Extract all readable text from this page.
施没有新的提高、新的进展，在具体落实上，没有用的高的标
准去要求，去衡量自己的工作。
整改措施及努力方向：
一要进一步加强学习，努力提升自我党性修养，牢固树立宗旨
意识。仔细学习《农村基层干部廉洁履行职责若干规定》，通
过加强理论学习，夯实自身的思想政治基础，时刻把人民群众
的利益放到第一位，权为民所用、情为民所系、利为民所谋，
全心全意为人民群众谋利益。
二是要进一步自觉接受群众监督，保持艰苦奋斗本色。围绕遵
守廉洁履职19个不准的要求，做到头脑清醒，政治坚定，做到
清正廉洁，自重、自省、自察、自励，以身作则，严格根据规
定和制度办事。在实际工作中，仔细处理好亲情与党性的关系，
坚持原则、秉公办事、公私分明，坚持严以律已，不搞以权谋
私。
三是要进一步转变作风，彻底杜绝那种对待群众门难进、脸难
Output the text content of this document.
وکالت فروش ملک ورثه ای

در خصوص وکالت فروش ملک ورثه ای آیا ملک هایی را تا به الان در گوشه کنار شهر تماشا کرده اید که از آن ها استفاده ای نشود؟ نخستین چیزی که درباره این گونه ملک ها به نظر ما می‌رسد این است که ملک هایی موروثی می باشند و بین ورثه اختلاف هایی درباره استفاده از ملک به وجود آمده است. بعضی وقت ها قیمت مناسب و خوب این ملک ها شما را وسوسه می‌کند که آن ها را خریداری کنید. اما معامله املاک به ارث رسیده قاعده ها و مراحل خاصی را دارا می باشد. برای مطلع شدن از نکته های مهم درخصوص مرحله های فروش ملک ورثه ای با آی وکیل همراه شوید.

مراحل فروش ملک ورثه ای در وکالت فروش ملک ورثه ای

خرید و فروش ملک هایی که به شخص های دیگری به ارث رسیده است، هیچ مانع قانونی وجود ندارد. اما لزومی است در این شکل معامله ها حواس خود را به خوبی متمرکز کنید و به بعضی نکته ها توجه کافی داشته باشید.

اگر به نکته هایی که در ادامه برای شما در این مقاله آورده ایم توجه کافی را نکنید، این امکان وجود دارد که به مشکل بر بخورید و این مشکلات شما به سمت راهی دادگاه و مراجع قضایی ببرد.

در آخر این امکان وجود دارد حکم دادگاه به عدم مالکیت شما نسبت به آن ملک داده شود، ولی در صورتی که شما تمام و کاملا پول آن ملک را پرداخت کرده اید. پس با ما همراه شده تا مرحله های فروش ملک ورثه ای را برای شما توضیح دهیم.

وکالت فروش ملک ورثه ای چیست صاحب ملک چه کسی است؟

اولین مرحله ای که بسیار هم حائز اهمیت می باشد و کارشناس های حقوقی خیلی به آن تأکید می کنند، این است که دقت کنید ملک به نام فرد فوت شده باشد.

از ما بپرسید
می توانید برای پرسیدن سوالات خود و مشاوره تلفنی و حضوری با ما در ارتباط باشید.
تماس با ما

=====

* [Task to carry out] Copy out each line above, character for character.

* [Correct response]
Extract all readable text from this page.
施没有新的提高、新的进展，在具体落实上，没有用的高的标
准去要求，去衡量自己的工作。
整改措施及努力方向：
一要进一步加强学习，努力提升自我党性修养，牢固树立宗旨
意识。仔细学习《农村基层干部廉洁履行职责若干规定》，通
过加强理论学习，夯实自身的思想政治基础，时刻把人民群众
的利益放到第一位，权为民所用、情为民所系、利为民所谋，
全心全意为人民群众谋利益。
二是要进一步自觉接受群众监督，保持艰苦奋斗本色。围绕遵
守廉洁履职19个不准的要求，做到头脑清醒，政治坚定，做到
清正廉洁，自重、自省、自察、自励，以身作则，严格根据规
定和制度办事。在实际工作中，仔细处理好亲情与党性的关系，
坚持原则、秉公办事、公私分明，坚持严以律已，不搞以权谋
私。
三是要进一步转变作风，彻底杜绝那种对待群众门难进、脸难
Output the text content of this document.
وکالت فروش ملک ورثه ای

در خصوص وکالت فروش ملک ورثه ای آیا ملک هایی را تا به الان در گوشه کنار شهر تماشا کرده اید که از آن ها استفاده ای نشود؟ نخستین چیزی که درباره این گونه ملک ها به نظر ما می‌رسد این است که ملک هایی موروثی می باشند و بین ورثه اختلاف هایی درباره استفاده از ملک به وجود آمده است. بعضی وقت ها قیمت مناسب و خوب این ملک ها شما را وسوسه می‌کند که آن ها را خریداری کنید. اما معامله املاک به ارث رسیده قاعده ها و مراحل خاصی را دارا می باشد. برای مطلع شدن از نکته های مهم درخصوص مرحله های فروش ملک ورثه ای با آی وکیل همراه شوید.

مراحل فروش ملک ورثه ای در وکالت فروش ملک ورثه ای

خرید و فروش ملک هایی که به شخص های دیگری به ارث رسیده است، هیچ مانع قانونی وجود ندارد. اما لزومی است در این شکل معامله ها حواس خود را به خوبی متمرکز کنید و به بعضی نکته ها توجه کافی داشته باشید.

اگر به نکته هایی که در ادامه برای شما در این مقاله آورده ایم توجه کافی را نکنید، این امکان وجود دارد که به مشکل بر بخورید و این مشکلات شما به سمت راهی دادگاه و مراجع قضایی ببرد.

در آخر این امکان وجود دارد حکم دادگاه به عدم مالکیت شما نسبت به آن ملک داده شود، ولی در صورتی که شما تمام و کاملا پول آن ملک را پرداخت کرده اید. پس با ما همراه شده تا مرحله های فروش ملک ورثه ای را برای شما توضیح دهیم.

وکالت فروش ملک ورثه ای چیست صاحب ملک چه کسی است؟

اولین مرحله ای که بسیار هم حائز اهمیت می باشد و کارشناس های حقوقی خیلی به آن تأکید می کنند، این است که دقت کنید ملک به نام فرد فوت شده باشد.

از ما بپرسید
می توانید برای پرسیدن سوالات خود و مشاوره تلفنی و حضوری با ما در ارتباط باشید.
تماس با ما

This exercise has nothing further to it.